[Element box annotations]
*-*-*
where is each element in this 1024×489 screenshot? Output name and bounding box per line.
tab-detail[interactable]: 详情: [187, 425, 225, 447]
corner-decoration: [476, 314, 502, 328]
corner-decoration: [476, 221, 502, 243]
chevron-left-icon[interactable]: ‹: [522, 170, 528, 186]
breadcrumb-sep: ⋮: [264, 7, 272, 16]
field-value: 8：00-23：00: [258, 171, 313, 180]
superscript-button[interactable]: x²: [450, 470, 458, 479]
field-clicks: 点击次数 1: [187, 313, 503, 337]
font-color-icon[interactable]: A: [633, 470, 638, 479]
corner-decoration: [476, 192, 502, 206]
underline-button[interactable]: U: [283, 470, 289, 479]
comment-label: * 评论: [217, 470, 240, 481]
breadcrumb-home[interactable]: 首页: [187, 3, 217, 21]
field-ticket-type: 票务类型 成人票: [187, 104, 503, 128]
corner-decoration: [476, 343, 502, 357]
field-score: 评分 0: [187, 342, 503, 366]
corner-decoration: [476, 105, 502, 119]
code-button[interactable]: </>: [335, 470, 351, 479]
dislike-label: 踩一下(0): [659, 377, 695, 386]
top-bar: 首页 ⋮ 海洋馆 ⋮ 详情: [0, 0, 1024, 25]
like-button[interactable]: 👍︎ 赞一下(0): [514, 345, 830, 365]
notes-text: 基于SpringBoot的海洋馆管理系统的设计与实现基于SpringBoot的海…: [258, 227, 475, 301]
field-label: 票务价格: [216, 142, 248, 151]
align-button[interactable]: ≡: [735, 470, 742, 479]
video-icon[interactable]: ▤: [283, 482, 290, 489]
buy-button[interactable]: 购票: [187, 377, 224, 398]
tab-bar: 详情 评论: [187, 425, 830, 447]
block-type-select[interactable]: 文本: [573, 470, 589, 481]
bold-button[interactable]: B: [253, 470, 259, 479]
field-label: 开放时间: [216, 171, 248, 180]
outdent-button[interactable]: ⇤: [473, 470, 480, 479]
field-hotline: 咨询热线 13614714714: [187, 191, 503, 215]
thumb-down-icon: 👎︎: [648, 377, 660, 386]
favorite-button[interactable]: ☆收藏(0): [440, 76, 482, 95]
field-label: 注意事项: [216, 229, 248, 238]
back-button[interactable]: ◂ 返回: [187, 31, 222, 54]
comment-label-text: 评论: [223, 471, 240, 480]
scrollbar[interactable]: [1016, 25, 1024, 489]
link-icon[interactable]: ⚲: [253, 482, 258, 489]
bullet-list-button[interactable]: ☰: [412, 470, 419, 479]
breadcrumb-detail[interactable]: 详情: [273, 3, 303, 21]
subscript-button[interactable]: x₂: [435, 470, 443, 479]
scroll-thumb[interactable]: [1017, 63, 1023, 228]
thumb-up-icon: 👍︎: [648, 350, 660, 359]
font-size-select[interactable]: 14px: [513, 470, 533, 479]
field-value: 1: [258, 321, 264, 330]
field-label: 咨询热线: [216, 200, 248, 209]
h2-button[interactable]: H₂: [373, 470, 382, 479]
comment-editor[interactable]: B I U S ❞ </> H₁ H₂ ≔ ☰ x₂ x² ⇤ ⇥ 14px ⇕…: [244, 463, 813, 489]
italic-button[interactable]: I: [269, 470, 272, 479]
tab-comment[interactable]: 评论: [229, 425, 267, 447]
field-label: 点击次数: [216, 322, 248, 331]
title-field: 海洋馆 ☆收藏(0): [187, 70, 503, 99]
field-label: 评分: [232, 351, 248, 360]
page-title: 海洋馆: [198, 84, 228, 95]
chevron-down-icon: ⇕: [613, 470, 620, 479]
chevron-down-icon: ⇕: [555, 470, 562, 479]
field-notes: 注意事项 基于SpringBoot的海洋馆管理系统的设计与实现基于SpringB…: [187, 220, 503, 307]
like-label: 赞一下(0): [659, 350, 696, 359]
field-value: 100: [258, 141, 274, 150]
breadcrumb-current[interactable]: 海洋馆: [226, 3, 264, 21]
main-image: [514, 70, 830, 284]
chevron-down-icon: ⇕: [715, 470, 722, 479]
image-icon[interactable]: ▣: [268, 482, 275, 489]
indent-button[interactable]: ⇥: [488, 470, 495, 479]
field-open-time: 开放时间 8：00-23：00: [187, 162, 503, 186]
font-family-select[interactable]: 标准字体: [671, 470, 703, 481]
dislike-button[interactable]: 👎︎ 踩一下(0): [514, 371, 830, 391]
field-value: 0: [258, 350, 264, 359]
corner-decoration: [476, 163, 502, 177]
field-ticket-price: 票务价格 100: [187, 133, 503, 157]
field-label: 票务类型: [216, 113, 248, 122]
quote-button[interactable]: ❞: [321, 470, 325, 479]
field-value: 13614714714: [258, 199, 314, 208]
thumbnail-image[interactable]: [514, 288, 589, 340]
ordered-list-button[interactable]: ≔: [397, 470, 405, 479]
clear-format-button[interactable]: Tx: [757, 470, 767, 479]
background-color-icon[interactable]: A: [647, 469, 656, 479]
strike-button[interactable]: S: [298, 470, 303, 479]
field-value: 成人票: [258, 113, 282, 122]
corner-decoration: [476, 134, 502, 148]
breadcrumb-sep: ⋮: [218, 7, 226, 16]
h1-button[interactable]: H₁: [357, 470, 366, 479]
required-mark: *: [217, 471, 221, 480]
*-*-*
◆ EXERCISE AIM:
Copy out every one of the items above line for line, without any changes.

◆ FINISHED ANSWER:
where is each element in this 1024×489 screenshot? Output name and bounding box per line.
tab-detail[interactable]: 详情: [187, 425, 225, 447]
corner-decoration: [476, 314, 502, 328]
corner-decoration: [476, 221, 502, 243]
chevron-left-icon[interactable]: ‹: [522, 170, 528, 186]
breadcrumb-sep: ⋮: [264, 7, 272, 16]
field-value: 8：00-23：00: [258, 171, 313, 180]
superscript-button[interactable]: x²: [450, 470, 458, 479]
field-clicks: 点击次数 1: [187, 313, 503, 337]
font-color-icon[interactable]: A: [633, 470, 638, 479]
corner-decoration: [476, 192, 502, 206]
underline-button[interactable]: U: [283, 470, 289, 479]
comment-label: * 评论: [217, 470, 240, 481]
breadcrumb-home[interactable]: 首页: [187, 3, 217, 21]
field-ticket-type: 票务类型 成人票: [187, 104, 503, 128]
corner-decoration: [476, 343, 502, 357]
field-score: 评分 0: [187, 342, 503, 366]
corner-decoration: [476, 105, 502, 119]
code-button[interactable]: </>: [335, 470, 351, 479]
dislike-label: 踩一下(0): [659, 377, 695, 386]
top-bar: 首页 ⋮ 海洋馆 ⋮ 详情: [0, 0, 1024, 25]
like-button[interactable]: 👍︎ 赞一下(0): [514, 345, 830, 365]
notes-text: 基于SpringBoot的海洋馆管理系统的设计与实现基于SpringBoot的海…: [258, 227, 475, 301]
field-label: 票务价格: [216, 142, 248, 151]
align-button[interactable]: ≡: [735, 470, 742, 479]
video-icon[interactable]: ▤: [283, 482, 290, 489]
buy-button[interactable]: 购票: [187, 377, 224, 398]
tab-bar: 详情 评论: [187, 425, 830, 447]
block-type-select[interactable]: 文本: [573, 470, 589, 481]
bold-button[interactable]: B: [253, 470, 259, 479]
field-label: 开放时间: [216, 171, 248, 180]
outdent-button[interactable]: ⇤: [473, 470, 480, 479]
field-hotline: 咨询热线 13614714714: [187, 191, 503, 215]
thumb-down-icon: 👎︎: [648, 377, 660, 386]
favorite-button[interactable]: ☆收藏(0): [440, 76, 482, 95]
field-label: 注意事项: [216, 229, 248, 238]
back-button[interactable]: ◂ 返回: [187, 31, 222, 54]
comment-label-text: 评论: [223, 471, 240, 480]
scrollbar[interactable]: [1016, 25, 1024, 489]
link-icon[interactable]: ⚲: [253, 482, 258, 489]
bullet-list-button[interactable]: ☰: [412, 470, 419, 479]
breadcrumb-detail[interactable]: 详情: [273, 3, 303, 21]
subscript-button[interactable]: x₂: [435, 470, 443, 479]
scroll-thumb[interactable]: [1017, 63, 1023, 228]
thumb-up-icon: 👍︎: [648, 350, 660, 359]
font-size-select[interactable]: 14px: [513, 470, 533, 479]
field-value: 1: [258, 321, 264, 330]
field-label: 咨询热线: [216, 200, 248, 209]
h2-button[interactable]: H₂: [373, 470, 382, 479]
comment-editor[interactable]: B I U S ❞ </> H₁ H₂ ≔ ☰ x₂ x² ⇤ ⇥ 14px ⇕…: [244, 463, 813, 489]
italic-button[interactable]: I: [269, 470, 272, 479]
tab-comment[interactable]: 评论: [229, 425, 267, 447]
field-label: 点击次数: [216, 322, 248, 331]
title-field: 海洋馆 ☆收藏(0): [187, 70, 503, 99]
field-label: 评分: [232, 351, 248, 360]
page-title: 海洋馆: [198, 84, 228, 95]
chevron-down-icon: ⇕: [613, 470, 620, 479]
chevron-down-icon: ⇕: [555, 470, 562, 479]
field-notes: 注意事项 基于SpringBoot的海洋馆管理系统的设计与实现基于SpringB…: [187, 220, 503, 307]
like-label: 赞一下(0): [659, 350, 696, 359]
field-value: 100: [258, 141, 274, 150]
breadcrumb-current[interactable]: 海洋馆: [226, 3, 264, 21]
main-image: [514, 70, 830, 284]
chevron-down-icon: ⇕: [715, 470, 722, 479]
image-icon[interactable]: ▣: [268, 482, 275, 489]
indent-button[interactable]: ⇥: [488, 470, 495, 479]
field-open-time: 开放时间 8：00-23：00: [187, 162, 503, 186]
font-family-select[interactable]: 标准字体: [671, 470, 703, 481]
dislike-button[interactable]: 👎︎ 踩一下(0): [514, 371, 830, 391]
field-value: 0: [258, 350, 264, 359]
corner-decoration: [476, 163, 502, 177]
field-ticket-price: 票务价格 100: [187, 133, 503, 157]
field-label: 票务类型: [216, 113, 248, 122]
quote-button[interactable]: ❞: [321, 470, 325, 479]
field-value: 13614714714: [258, 199, 314, 208]
thumbnail-image[interactable]: [514, 288, 589, 340]
ordered-list-button[interactable]: ≔: [397, 470, 405, 479]
clear-format-button[interactable]: Tx: [757, 470, 767, 479]
background-color-icon[interactable]: A: [647, 469, 656, 479]
strike-button[interactable]: S: [298, 470, 303, 479]
field-value: 成人票: [258, 113, 282, 122]
corner-decoration: [476, 134, 502, 148]
breadcrumb-sep: ⋮: [218, 7, 226, 16]
h1-button[interactable]: H₁: [357, 470, 366, 479]
required-mark: *: [217, 471, 221, 480]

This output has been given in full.